▶ WHAT YOU ARE ASKED TO DO: Search the material for the word "with" and copy each line that holds it.

▶ EXERCISE INPUT:
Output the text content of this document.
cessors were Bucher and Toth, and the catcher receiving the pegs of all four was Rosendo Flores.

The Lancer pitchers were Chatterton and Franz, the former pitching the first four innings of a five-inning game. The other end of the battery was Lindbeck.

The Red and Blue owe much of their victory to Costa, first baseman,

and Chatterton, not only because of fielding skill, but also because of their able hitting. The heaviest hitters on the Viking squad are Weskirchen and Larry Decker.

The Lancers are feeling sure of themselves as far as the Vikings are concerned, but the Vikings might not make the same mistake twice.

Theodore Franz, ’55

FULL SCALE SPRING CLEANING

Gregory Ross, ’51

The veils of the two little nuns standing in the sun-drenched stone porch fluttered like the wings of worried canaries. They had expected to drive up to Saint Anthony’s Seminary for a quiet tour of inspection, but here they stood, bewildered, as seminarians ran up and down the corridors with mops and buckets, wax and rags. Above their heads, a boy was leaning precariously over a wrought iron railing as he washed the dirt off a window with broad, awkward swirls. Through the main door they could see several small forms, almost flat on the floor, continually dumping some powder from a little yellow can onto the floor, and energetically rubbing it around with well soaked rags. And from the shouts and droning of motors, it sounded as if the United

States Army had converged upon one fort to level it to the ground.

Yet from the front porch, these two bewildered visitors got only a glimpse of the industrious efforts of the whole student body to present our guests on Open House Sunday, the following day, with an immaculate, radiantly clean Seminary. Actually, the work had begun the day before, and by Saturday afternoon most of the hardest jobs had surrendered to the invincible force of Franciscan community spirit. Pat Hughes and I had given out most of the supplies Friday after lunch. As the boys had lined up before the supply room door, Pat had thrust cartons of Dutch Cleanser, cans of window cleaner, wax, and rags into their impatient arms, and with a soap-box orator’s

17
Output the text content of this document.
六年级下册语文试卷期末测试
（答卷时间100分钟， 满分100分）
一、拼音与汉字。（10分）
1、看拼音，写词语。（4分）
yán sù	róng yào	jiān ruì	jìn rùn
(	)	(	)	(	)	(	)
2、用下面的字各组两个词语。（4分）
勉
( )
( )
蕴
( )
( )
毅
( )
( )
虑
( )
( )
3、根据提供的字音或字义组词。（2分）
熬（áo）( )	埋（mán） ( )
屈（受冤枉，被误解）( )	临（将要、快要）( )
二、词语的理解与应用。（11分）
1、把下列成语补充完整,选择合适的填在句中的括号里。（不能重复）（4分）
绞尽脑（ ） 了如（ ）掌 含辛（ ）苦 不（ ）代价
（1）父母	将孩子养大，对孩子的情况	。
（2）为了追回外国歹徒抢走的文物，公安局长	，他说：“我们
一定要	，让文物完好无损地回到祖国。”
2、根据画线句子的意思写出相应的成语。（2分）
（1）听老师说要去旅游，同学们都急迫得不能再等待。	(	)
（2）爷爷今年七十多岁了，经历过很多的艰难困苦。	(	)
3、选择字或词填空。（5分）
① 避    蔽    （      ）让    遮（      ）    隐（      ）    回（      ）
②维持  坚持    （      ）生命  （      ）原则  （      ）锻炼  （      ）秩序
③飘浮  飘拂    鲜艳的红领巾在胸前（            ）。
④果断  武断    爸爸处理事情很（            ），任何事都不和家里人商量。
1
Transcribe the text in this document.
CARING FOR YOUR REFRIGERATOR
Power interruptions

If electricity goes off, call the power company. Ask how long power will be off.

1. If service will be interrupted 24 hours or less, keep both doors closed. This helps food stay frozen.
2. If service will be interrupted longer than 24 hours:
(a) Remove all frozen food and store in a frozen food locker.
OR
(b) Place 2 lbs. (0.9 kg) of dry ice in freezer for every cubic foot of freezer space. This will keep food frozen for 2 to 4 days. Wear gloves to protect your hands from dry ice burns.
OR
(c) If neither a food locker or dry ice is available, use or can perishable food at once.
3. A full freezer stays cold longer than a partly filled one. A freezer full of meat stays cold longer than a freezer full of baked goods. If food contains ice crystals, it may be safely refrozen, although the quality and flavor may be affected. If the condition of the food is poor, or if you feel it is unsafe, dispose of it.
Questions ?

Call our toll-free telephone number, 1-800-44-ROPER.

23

▶ ANSWER FOR THE TASK:
The veils of the two little nuns standing in the sun-drenched stone porch fluttered like the wings of worried canaries. They had expected to drive up to Saint Anthony’s Seminary for a quiet tour of inspection, but here they stood, bewildered, as seminarians ran up and down the corridors with mops and buckets, wax and rags. Above their heads, a boy was leaning precariously over a wrought iron railing as he washed the dirt off a window with broad, awkward swirls. Through the main door they could see several small forms, almost flat on the floor, continually dumping some powder from a little yellow can onto the floor, and energetically rubbing it around with well soaked rags. And from the shouts and droning of motors, it sounded as if the United
Yet from the front porch, these two bewildered visitors got only a glimpse of the industrious efforts of the whole student body to present our guests on Open House Sunday, the following day, with an immaculate, radiantly clean Seminary. Actually, the work had begun the day before, and by Saturday afternoon most of the hardest jobs had surrendered to the invincible force of Franciscan community spirit. Pat Hughes and I had given out most of the supplies Friday after lunch. As the boys had lined up before the supply room door, Pat had thrust cartons of Dutch Cleanser, cans of window cleaner, wax, and rags into their impatient arms, and with a soap-box orator’s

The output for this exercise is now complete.